*What you need to do*: Extract all lines from the data beneath that include the word "executors".

--- Data shown ---

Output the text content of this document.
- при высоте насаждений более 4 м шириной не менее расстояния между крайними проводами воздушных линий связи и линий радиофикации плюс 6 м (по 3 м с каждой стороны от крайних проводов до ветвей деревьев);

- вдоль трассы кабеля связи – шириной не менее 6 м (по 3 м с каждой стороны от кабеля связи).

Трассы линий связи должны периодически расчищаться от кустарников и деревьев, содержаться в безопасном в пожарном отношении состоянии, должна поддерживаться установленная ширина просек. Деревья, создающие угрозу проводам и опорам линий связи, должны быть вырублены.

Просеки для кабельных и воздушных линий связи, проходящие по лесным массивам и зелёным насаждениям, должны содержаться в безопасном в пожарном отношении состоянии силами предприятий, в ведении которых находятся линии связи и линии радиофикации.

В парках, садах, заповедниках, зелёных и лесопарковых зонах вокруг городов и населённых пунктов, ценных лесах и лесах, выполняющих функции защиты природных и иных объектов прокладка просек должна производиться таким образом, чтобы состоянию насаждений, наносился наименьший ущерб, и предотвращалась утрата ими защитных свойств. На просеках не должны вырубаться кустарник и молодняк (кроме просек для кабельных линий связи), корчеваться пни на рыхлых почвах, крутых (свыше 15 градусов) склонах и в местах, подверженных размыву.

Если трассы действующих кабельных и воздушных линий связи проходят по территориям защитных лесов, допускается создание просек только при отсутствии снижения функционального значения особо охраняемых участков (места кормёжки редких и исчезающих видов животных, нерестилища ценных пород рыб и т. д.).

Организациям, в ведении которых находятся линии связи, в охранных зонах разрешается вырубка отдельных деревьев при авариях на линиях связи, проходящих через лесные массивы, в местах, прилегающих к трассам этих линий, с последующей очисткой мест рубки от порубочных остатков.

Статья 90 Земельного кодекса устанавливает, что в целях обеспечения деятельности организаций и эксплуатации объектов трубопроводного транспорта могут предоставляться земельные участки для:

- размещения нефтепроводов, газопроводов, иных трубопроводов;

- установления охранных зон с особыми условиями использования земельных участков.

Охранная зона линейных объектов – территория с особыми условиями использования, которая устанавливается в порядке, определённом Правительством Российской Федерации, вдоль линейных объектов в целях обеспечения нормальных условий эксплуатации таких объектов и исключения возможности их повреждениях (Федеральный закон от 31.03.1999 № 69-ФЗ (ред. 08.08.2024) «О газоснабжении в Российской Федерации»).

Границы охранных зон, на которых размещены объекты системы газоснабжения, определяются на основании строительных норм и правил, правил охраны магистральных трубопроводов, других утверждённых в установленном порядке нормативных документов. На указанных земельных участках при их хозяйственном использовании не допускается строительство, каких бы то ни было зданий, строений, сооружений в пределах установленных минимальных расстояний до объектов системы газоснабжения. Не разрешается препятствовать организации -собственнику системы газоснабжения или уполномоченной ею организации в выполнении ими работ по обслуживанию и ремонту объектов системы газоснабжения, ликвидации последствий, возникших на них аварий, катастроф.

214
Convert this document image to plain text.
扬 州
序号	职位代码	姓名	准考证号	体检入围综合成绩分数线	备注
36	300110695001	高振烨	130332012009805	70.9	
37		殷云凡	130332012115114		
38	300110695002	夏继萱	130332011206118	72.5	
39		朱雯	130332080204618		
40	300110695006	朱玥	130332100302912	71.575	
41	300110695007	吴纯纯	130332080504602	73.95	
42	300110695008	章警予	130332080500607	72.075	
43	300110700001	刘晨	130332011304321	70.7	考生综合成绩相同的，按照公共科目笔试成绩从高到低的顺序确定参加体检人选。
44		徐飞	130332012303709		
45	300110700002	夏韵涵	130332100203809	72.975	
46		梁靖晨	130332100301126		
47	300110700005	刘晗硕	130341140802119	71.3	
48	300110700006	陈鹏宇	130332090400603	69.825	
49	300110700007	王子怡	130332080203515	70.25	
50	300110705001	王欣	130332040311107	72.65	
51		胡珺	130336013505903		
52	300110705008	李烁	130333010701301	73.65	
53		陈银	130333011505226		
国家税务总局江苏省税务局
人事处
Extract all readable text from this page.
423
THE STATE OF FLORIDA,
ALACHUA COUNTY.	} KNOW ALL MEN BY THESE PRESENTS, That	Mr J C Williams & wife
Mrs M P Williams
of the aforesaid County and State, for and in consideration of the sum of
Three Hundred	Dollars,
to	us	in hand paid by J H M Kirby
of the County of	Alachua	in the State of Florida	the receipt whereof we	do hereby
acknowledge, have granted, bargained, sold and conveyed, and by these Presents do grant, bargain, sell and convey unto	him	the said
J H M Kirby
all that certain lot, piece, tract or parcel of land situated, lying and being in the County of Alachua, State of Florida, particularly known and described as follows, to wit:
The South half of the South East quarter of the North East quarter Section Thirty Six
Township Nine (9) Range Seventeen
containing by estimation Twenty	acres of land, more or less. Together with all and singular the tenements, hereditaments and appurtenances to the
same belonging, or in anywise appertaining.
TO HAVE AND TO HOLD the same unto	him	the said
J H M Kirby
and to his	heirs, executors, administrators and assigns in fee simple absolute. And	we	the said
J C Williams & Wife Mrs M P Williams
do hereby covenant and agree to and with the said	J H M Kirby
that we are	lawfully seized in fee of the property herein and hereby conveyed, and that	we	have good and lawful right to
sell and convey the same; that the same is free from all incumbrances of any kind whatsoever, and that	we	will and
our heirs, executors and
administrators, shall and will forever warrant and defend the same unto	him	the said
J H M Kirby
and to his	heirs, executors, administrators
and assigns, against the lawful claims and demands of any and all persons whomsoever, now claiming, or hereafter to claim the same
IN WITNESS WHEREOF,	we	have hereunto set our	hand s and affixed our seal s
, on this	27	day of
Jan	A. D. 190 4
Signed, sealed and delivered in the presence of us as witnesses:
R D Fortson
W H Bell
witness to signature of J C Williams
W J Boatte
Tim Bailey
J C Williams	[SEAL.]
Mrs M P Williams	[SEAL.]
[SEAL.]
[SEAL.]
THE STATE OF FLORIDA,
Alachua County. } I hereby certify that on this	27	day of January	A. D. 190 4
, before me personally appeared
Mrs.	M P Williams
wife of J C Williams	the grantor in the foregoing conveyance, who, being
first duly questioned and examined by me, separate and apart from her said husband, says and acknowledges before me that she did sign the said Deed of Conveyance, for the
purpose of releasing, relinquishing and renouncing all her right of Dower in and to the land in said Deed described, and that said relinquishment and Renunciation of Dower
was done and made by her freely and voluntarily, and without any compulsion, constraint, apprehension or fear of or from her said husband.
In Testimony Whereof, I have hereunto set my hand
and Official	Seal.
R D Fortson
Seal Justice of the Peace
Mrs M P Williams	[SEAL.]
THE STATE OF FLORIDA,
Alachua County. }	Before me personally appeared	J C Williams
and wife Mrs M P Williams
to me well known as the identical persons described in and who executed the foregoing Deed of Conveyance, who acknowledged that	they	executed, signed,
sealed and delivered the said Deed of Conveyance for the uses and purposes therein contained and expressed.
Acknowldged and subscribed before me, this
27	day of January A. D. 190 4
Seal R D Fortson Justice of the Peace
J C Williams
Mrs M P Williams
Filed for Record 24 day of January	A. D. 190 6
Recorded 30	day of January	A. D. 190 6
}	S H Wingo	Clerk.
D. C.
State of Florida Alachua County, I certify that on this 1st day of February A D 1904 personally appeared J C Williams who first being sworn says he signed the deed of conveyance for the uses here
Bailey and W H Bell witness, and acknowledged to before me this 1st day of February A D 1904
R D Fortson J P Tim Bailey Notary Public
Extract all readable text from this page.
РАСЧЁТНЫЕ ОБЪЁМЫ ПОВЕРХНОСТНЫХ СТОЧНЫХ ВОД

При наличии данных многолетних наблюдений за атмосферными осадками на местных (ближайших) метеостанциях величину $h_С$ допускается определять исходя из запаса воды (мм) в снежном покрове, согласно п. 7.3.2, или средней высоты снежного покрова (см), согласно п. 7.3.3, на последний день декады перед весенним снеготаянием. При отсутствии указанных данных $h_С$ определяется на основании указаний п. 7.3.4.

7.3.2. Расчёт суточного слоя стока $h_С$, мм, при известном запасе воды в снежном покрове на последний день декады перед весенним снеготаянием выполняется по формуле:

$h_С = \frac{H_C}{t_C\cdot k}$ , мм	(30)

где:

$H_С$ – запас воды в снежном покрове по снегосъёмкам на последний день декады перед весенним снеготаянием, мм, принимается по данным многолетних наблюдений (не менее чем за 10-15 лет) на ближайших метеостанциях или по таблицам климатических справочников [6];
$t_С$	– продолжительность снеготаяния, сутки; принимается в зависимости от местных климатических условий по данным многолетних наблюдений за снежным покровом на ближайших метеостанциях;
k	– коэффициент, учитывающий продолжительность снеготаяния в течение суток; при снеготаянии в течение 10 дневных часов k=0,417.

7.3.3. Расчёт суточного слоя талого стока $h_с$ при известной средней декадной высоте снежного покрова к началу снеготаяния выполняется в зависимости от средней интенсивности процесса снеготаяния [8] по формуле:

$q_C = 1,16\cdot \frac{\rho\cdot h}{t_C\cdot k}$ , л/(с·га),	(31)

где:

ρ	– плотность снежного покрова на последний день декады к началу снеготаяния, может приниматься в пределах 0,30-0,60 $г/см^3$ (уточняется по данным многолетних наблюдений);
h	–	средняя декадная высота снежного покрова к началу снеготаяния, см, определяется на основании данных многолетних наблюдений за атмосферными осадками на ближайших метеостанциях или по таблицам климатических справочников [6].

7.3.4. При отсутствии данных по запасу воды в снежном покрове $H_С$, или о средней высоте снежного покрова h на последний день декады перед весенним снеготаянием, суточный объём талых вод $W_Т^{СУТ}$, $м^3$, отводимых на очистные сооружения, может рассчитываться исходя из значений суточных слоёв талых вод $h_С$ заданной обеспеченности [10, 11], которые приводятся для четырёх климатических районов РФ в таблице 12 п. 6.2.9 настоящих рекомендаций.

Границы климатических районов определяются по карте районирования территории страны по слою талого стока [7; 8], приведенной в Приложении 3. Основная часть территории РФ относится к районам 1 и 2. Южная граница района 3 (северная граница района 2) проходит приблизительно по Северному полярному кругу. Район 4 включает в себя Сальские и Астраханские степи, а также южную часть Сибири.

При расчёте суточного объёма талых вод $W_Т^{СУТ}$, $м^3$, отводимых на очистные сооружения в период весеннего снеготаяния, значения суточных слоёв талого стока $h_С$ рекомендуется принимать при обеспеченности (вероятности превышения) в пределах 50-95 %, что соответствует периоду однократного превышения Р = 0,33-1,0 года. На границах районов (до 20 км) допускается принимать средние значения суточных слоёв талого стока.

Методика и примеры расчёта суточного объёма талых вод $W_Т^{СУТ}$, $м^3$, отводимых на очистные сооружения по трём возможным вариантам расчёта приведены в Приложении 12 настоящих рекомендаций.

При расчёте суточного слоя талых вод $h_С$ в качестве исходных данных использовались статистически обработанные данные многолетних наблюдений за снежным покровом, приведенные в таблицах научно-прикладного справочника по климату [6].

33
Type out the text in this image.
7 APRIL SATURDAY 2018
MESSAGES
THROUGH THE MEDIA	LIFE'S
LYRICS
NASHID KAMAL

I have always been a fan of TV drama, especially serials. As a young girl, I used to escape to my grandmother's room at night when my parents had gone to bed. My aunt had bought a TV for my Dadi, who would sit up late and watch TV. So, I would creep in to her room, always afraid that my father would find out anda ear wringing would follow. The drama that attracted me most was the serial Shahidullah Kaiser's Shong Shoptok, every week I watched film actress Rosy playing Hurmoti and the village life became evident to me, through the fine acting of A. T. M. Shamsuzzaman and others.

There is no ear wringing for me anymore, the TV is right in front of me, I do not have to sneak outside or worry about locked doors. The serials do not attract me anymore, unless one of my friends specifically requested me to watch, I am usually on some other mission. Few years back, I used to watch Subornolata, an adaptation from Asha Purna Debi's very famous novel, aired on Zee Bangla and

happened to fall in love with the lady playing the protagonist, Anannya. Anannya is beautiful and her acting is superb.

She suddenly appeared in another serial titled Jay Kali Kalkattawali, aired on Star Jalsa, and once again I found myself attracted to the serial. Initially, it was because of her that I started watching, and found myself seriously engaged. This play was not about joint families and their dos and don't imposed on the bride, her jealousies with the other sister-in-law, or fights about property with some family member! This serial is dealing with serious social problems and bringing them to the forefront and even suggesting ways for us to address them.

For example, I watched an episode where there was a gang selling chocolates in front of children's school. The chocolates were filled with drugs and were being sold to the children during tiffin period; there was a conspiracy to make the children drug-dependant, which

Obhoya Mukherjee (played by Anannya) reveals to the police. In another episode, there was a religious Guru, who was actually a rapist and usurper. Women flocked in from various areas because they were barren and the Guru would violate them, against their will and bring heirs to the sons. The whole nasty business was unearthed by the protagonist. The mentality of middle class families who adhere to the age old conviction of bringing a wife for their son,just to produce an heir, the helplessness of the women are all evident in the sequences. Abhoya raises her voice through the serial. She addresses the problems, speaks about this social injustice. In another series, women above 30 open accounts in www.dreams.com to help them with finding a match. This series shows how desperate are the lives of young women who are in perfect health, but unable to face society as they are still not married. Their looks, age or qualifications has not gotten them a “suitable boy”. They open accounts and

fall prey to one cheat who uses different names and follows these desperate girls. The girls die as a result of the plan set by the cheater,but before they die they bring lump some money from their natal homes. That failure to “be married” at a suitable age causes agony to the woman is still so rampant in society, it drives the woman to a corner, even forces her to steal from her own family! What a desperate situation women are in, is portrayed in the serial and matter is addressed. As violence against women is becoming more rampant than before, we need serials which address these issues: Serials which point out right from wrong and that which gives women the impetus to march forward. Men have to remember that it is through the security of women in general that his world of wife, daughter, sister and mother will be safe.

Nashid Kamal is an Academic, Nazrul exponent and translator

---

*Task output*:
and to his	heirs, executors, administrators and assigns in fee simple absolute. And	we	the said
our heirs, executors and
and to his	heirs, executors, administrators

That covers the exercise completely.